• **Problem**
From the records below, extract all the text exactly and leave the images behind.

'''

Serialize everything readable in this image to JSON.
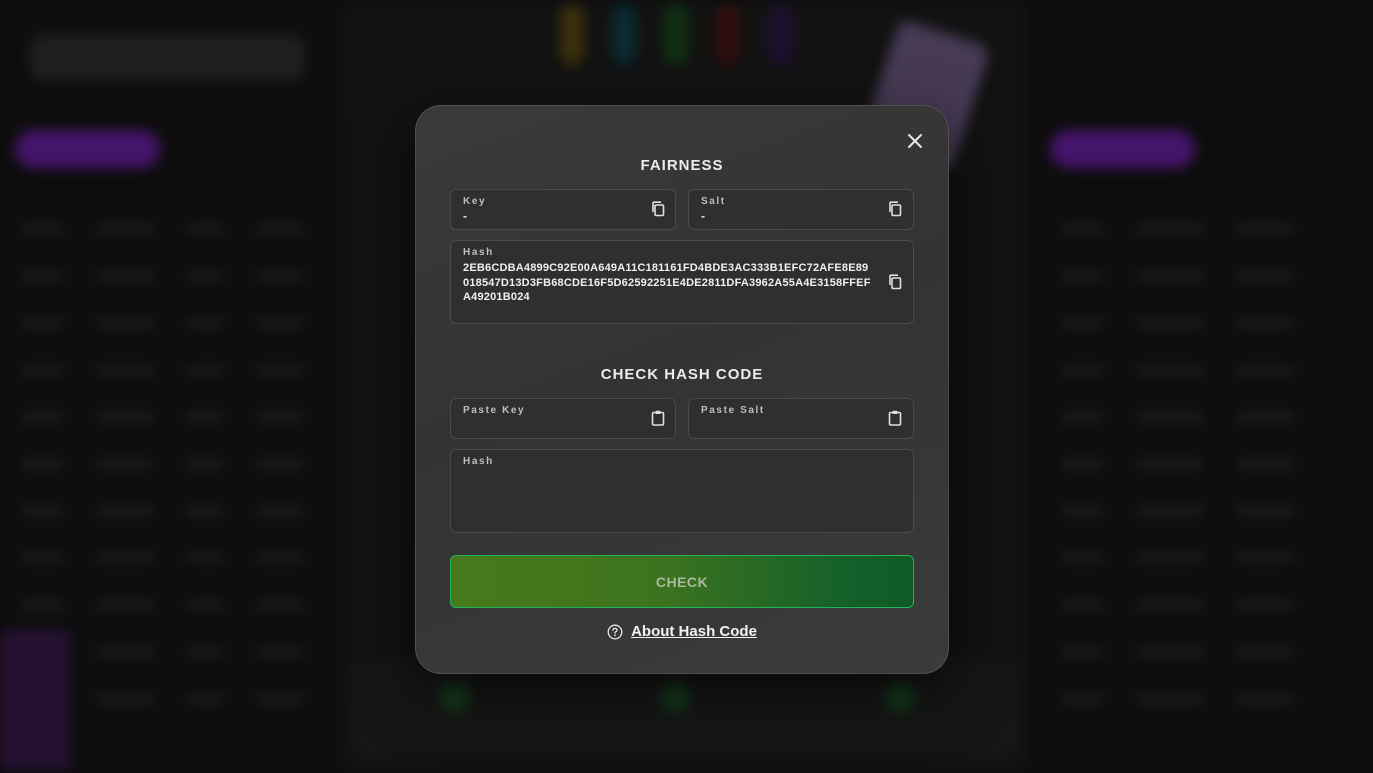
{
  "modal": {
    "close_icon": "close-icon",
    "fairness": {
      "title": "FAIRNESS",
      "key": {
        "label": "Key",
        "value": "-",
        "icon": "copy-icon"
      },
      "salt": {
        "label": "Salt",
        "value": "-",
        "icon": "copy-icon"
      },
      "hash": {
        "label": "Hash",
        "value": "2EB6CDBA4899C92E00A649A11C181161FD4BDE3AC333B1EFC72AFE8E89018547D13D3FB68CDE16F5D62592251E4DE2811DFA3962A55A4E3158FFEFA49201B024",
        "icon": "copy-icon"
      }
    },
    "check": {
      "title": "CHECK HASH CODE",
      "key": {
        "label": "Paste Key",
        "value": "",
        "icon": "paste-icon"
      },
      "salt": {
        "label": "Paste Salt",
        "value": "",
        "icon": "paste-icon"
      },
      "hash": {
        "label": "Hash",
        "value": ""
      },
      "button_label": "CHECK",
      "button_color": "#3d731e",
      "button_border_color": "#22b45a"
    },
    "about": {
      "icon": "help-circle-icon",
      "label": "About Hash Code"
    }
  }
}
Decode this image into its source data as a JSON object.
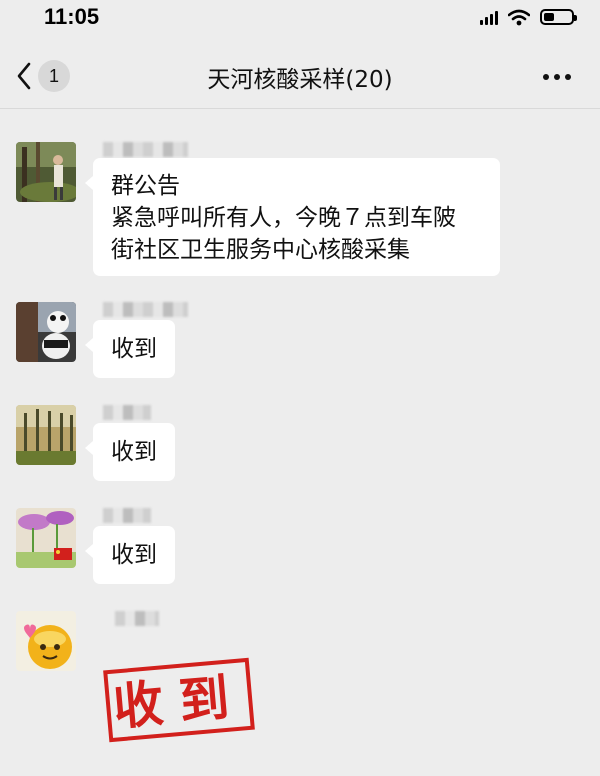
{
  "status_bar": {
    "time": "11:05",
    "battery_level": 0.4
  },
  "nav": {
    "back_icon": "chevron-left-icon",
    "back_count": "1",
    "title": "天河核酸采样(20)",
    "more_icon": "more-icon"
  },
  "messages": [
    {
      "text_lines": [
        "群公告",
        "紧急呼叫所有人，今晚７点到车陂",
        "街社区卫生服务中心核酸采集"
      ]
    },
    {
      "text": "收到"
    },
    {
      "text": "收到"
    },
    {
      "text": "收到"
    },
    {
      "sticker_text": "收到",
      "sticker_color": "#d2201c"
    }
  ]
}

'''

• **Worked answer**
Serialize everything readable in this image to JSON.
{
  "modal": {
    "close_icon": "close-icon",
    "fairness": {
      "title": "FAIRNESS",
      "key": {
        "label": "Key",
        "value": "-",
        "icon": "copy-icon"
      },
      "salt": {
        "label": "Salt",
        "value": "-",
        "icon": "copy-icon"
      },
      "hash": {
        "label": "Hash",
        "value": "2EB6CDBA4899C92E00A649A11C181161FD4BDE3AC333B1EFC72AFE8E89018547D13D3FB68CDE16F5D62592251E4DE2811DFA3962A55A4E3158FFEFA49201B024",
        "icon": "copy-icon"
      }
    },
    "check": {
      "title": "CHECK HASH CODE",
      "key": {
        "label": "Paste Key",
        "value": "",
        "icon": "paste-icon"
      },
      "salt": {
        "label": "Paste Salt",
        "value": "",
        "icon": "paste-icon"
      },
      "hash": {
        "label": "Hash",
        "value": ""
      },
      "button_label": "CHECK",
      "button_color": "#3d731e",
      "button_border_color": "#22b45a"
    },
    "about": {
      "icon": "help-circle-icon",
      "label": "About Hash Code"
    }
  }
}
Decode this image into its source data as a JSON object.
{
  "status_bar": {
    "time": "11:05",
    "battery_level": 0.4
  },
  "nav": {
    "back_icon": "chevron-left-icon",
    "back_count": "1",
    "title": "天河核酸采样(20)",
    "more_icon": "more-icon"
  },
  "messages": [
    {
      "text_lines": [
        "群公告",
        "紧急呼叫所有人，今晚７点到车陂",
        "街社区卫生服务中心核酸采集"
      ]
    },
    {
      "text": "收到"
    },
    {
      "text": "收到"
    },
    {
      "text": "收到"
    },
    {
      "sticker_text": "收到",
      "sticker_color": "#d2201c"
    }
  ]
}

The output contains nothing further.